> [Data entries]
☆ ☆ ☆
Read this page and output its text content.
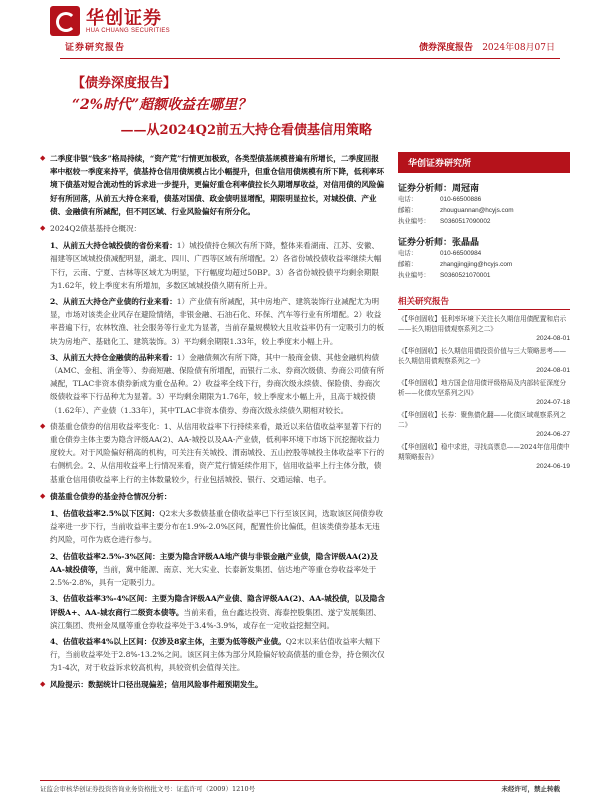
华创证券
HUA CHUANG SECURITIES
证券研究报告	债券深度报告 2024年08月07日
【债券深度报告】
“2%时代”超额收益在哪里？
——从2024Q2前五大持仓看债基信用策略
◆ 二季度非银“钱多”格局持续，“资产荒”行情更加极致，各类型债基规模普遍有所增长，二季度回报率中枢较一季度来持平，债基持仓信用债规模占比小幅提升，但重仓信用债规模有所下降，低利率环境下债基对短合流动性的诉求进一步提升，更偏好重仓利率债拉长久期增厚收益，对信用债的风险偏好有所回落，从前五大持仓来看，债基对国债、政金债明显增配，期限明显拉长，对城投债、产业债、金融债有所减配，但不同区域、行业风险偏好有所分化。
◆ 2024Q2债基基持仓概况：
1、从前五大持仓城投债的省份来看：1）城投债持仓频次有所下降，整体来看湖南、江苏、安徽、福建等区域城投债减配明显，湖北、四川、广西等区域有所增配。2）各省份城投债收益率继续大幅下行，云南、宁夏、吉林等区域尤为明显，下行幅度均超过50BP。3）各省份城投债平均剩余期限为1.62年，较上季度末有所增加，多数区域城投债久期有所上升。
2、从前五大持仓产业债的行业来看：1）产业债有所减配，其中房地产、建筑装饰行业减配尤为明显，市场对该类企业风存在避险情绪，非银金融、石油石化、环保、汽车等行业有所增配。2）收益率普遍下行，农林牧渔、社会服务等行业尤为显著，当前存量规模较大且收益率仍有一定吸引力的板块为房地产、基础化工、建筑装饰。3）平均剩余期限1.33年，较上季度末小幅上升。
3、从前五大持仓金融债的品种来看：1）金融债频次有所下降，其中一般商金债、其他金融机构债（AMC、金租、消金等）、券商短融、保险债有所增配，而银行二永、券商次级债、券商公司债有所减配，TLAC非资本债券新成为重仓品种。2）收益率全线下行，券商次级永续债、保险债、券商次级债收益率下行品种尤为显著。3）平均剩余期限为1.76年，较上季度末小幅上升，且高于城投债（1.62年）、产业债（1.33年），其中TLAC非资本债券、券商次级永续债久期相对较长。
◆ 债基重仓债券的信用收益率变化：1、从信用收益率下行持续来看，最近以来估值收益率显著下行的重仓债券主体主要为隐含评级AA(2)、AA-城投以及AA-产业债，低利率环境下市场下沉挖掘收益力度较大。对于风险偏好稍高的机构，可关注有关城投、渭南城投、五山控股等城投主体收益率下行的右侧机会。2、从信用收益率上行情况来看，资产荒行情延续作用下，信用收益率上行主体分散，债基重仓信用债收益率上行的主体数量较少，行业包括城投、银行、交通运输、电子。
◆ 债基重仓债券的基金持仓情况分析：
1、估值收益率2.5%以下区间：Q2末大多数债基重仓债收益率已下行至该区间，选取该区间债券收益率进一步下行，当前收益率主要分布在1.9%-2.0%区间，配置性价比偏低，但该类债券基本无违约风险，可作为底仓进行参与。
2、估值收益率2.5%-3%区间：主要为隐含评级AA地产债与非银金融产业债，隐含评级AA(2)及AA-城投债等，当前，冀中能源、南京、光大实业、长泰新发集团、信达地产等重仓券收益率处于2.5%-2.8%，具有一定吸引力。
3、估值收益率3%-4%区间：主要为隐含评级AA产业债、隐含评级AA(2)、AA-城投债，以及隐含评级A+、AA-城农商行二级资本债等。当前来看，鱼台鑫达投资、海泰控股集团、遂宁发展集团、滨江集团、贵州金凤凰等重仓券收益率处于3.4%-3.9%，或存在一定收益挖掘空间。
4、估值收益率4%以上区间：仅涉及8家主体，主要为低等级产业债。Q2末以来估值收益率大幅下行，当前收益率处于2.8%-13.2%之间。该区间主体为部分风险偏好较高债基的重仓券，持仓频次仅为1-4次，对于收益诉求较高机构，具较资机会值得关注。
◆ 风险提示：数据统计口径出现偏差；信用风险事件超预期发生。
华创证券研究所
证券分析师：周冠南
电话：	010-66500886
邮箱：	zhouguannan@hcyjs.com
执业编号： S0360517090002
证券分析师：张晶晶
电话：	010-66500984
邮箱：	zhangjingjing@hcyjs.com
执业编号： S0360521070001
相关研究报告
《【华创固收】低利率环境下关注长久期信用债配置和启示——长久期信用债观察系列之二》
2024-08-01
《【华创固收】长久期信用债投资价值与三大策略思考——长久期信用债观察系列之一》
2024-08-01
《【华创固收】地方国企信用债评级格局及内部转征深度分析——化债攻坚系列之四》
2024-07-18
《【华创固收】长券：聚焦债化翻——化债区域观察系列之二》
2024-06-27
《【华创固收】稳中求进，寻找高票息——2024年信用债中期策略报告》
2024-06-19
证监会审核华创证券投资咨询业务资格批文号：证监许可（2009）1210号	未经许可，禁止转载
☆ ☆ ☆
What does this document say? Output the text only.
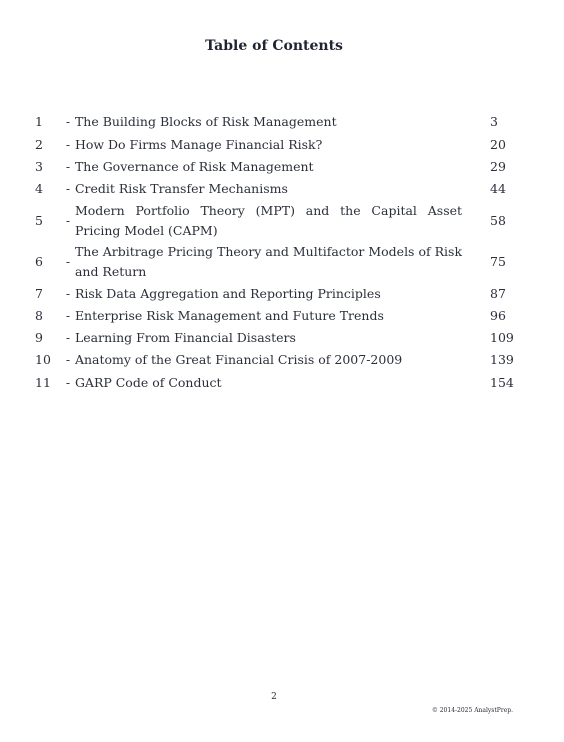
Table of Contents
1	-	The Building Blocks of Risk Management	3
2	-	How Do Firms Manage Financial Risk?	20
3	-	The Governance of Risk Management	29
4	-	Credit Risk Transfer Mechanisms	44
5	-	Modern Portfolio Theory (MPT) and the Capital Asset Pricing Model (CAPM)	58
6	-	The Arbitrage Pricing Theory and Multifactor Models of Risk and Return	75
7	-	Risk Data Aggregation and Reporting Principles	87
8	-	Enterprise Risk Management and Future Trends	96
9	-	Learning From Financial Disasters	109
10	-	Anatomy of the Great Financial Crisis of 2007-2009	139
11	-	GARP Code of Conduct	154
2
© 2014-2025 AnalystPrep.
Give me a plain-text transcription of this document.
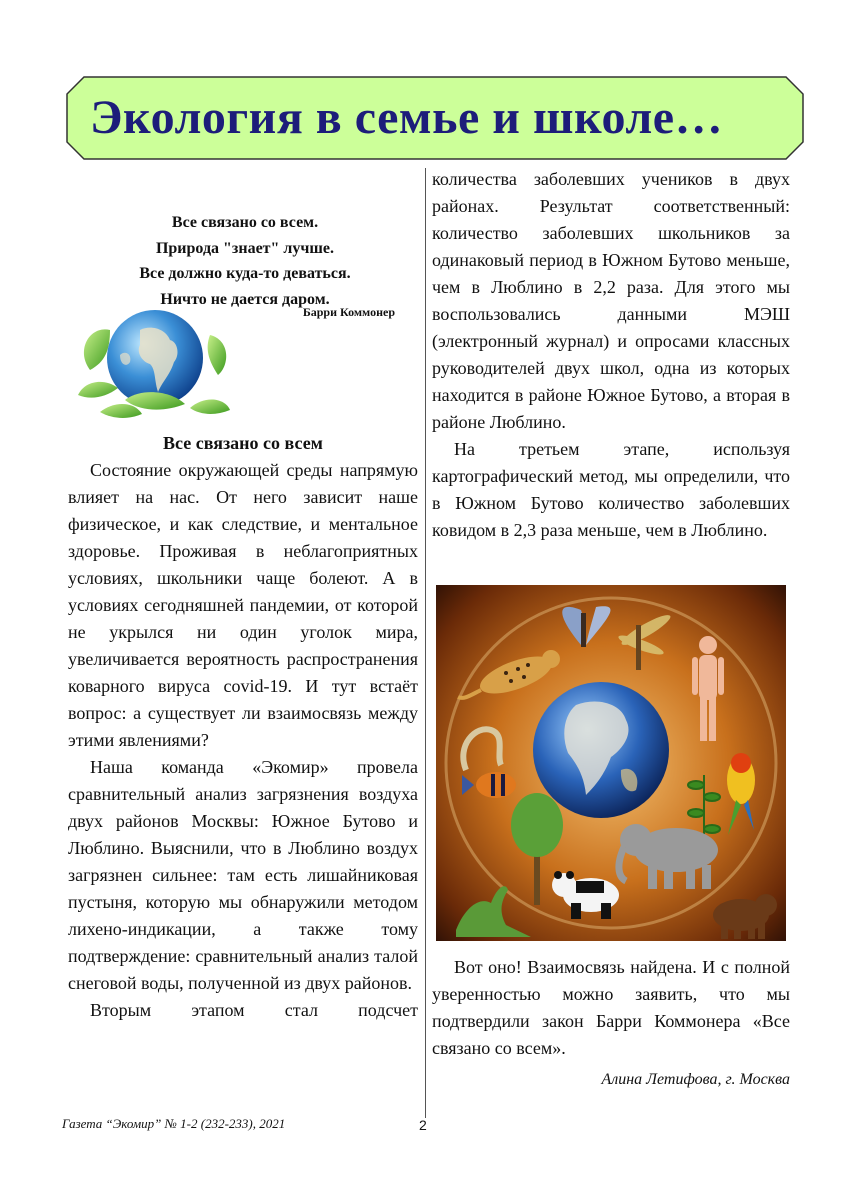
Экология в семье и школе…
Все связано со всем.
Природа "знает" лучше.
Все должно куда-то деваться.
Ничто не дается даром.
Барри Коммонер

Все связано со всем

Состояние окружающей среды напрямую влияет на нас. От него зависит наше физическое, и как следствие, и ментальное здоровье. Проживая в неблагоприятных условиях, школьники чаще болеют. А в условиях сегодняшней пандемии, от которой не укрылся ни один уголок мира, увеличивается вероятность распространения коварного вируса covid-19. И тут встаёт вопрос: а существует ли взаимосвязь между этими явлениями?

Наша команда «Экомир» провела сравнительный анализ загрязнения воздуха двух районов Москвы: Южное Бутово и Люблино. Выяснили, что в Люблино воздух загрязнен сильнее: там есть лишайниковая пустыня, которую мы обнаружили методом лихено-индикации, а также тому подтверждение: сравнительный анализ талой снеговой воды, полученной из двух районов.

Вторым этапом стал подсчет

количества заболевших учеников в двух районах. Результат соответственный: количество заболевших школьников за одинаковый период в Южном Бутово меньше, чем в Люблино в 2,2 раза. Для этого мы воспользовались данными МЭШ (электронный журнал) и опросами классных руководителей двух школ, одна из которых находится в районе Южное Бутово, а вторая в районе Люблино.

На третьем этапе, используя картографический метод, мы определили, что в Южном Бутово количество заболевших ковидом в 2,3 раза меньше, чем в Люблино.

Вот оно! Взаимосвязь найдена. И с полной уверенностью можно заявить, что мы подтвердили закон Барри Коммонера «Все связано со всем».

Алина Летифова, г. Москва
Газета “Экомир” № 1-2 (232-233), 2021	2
☆ ☆ ☆
> [TASK DIRECTIONS] State how many lines of the listing include the word "较上季度末小幅上升". Reply with the number alone.

> [ANSWER] 2